>> begin RECORD SET
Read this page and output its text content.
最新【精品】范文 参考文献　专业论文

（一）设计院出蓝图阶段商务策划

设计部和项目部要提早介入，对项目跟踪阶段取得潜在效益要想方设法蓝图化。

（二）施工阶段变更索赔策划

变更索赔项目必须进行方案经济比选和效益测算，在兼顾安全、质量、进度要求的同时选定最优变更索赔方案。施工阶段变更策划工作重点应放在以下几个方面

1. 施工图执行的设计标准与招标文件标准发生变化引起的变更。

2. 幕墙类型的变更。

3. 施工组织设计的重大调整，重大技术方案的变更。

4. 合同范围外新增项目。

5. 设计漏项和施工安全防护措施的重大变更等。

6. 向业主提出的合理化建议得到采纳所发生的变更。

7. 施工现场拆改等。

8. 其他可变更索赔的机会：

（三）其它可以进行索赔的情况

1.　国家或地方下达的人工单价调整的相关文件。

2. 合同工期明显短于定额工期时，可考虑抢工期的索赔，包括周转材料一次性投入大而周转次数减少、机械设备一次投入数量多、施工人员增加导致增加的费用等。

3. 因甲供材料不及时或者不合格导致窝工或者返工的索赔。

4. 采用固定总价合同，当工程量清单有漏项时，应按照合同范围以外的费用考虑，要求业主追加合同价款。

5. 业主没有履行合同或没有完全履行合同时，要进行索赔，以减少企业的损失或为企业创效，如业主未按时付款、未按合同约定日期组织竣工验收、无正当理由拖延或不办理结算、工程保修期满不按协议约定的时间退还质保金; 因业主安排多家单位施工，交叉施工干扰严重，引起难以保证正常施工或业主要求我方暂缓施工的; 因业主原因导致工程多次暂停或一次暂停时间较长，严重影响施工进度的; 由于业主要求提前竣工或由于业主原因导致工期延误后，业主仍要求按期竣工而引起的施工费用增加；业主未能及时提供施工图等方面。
>> end RECORD SET
>> begin RECORD SET
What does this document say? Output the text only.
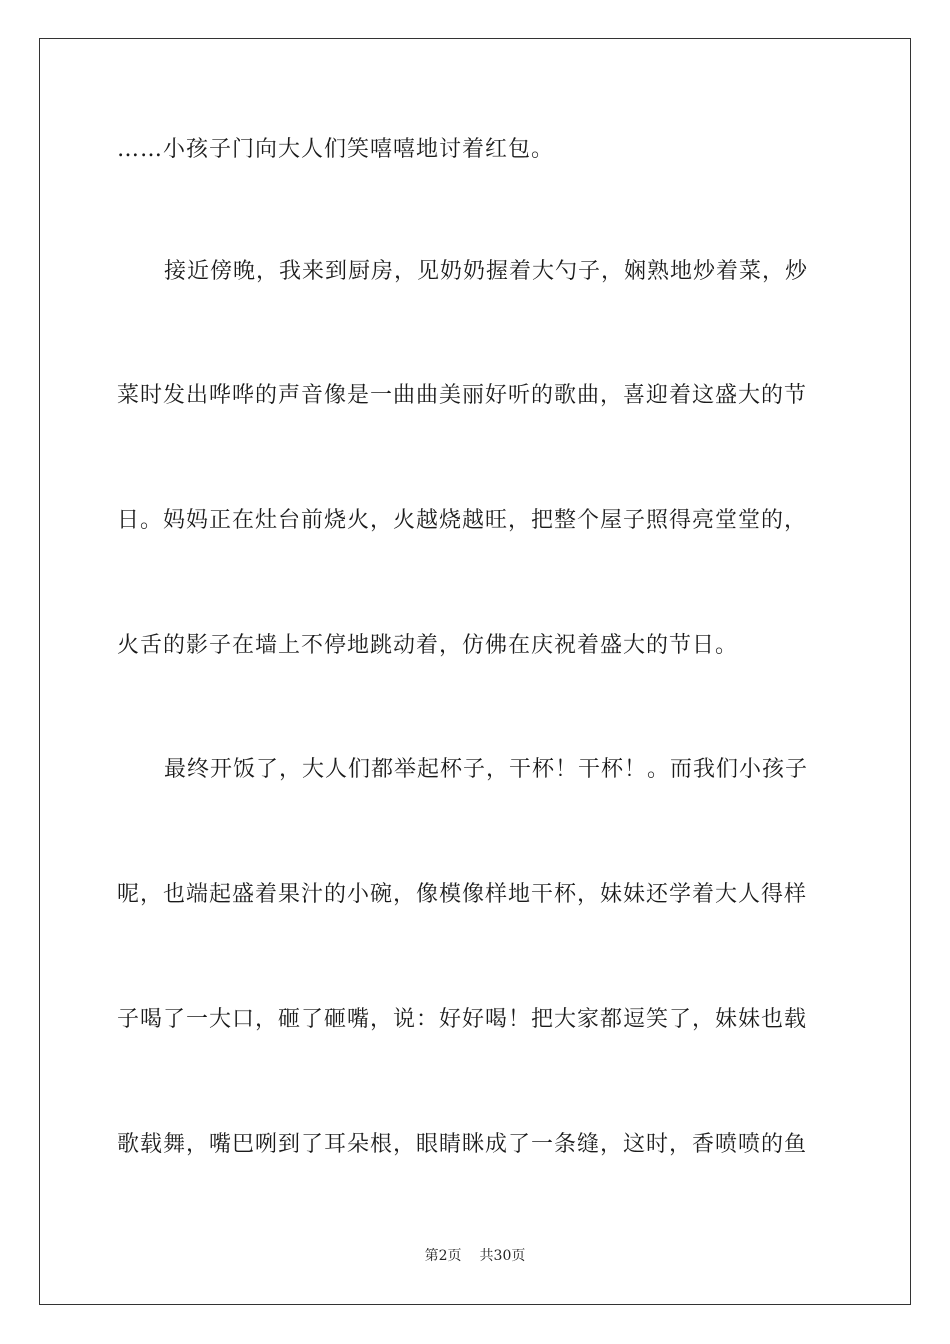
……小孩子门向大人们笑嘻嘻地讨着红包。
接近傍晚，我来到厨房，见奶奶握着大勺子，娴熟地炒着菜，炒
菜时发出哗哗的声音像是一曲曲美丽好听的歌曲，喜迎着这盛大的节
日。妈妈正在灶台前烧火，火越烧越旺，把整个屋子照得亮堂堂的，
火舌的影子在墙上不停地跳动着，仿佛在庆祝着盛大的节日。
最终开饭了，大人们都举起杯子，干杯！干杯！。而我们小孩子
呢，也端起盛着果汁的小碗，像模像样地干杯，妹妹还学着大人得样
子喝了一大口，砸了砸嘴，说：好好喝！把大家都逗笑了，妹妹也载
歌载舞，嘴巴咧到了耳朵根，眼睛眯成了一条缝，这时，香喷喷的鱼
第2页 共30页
>> end RECORD SET
**WHAT YOU SHOULD DO:** Identify and copy lines that hold the string "text".

**TASK RESULT:**
Read this page and output its text content.
What does this document say? Output the text only.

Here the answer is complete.